◆ TASK INSTRUCTIONS: Output the full listing below exactly as it reads, and skip anything that is a picture.

◆ RECORDS TO PROCESS:
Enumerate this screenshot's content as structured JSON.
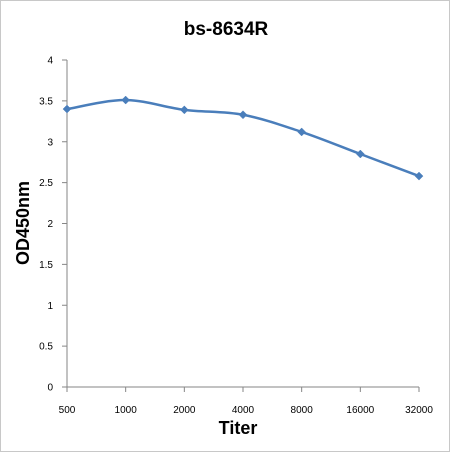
{
  "chart_data": {
    "type": "line",
    "title": "bs-8634R",
    "xlabel": "Titer",
    "ylabel": "OD450nm",
    "categories": [
      "500",
      "1000",
      "2000",
      "4000",
      "8000",
      "16000",
      "32000"
    ],
    "series": [
      {
        "values": [
          3.4,
          3.51,
          3.39,
          3.33,
          3.12,
          2.85,
          2.58
        ],
        "color": "#4a7ebb",
        "marker": "diamond"
      }
    ],
    "ylim": [
      0,
      4
    ],
    "yticks": [
      "0",
      "0.5",
      "1",
      "1.5",
      "2",
      "2.5",
      "3",
      "3.5",
      "4"
    ],
    "grid": false,
    "legend": "none"
  }
}
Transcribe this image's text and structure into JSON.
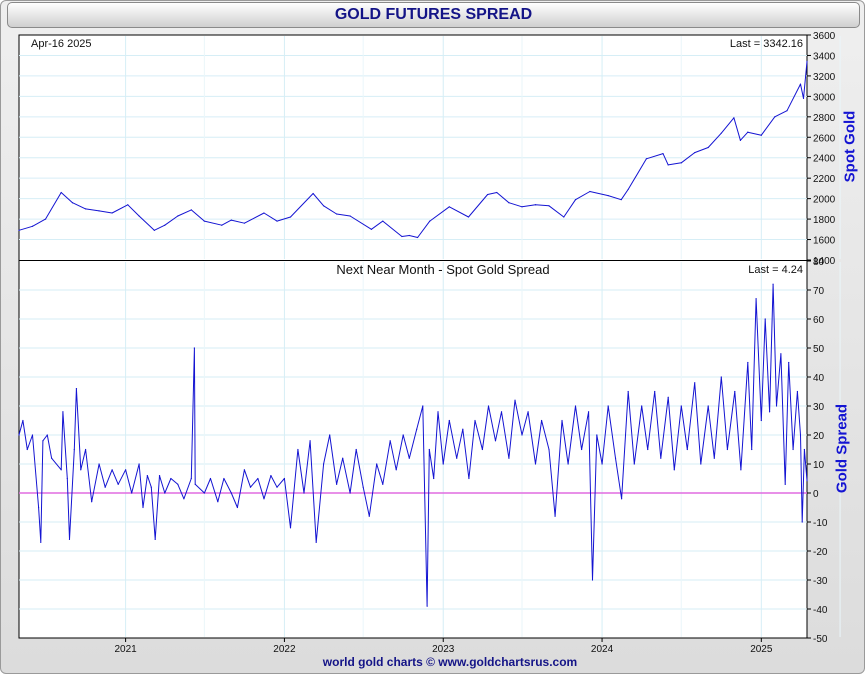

◆ COMPLETED TASK:
Enumerate this screenshot's content as structured JSON.
{
  "chart_data": {
    "type": "line",
    "title": "bs-8634R",
    "xlabel": "Titer",
    "ylabel": "OD450nm",
    "categories": [
      "500",
      "1000",
      "2000",
      "4000",
      "8000",
      "16000",
      "32000"
    ],
    "series": [
      {
        "values": [
          3.4,
          3.51,
          3.39,
          3.33,
          3.12,
          2.85,
          2.58
        ],
        "color": "#4a7ebb",
        "marker": "diamond"
      }
    ],
    "ylim": [
      0,
      4
    ],
    "yticks": [
      "0",
      "0.5",
      "1",
      "1.5",
      "2",
      "2.5",
      "3",
      "3.5",
      "4"
    ],
    "grid": false,
    "legend": "none"
  }
}
Transcribe this image's text and structure into JSON.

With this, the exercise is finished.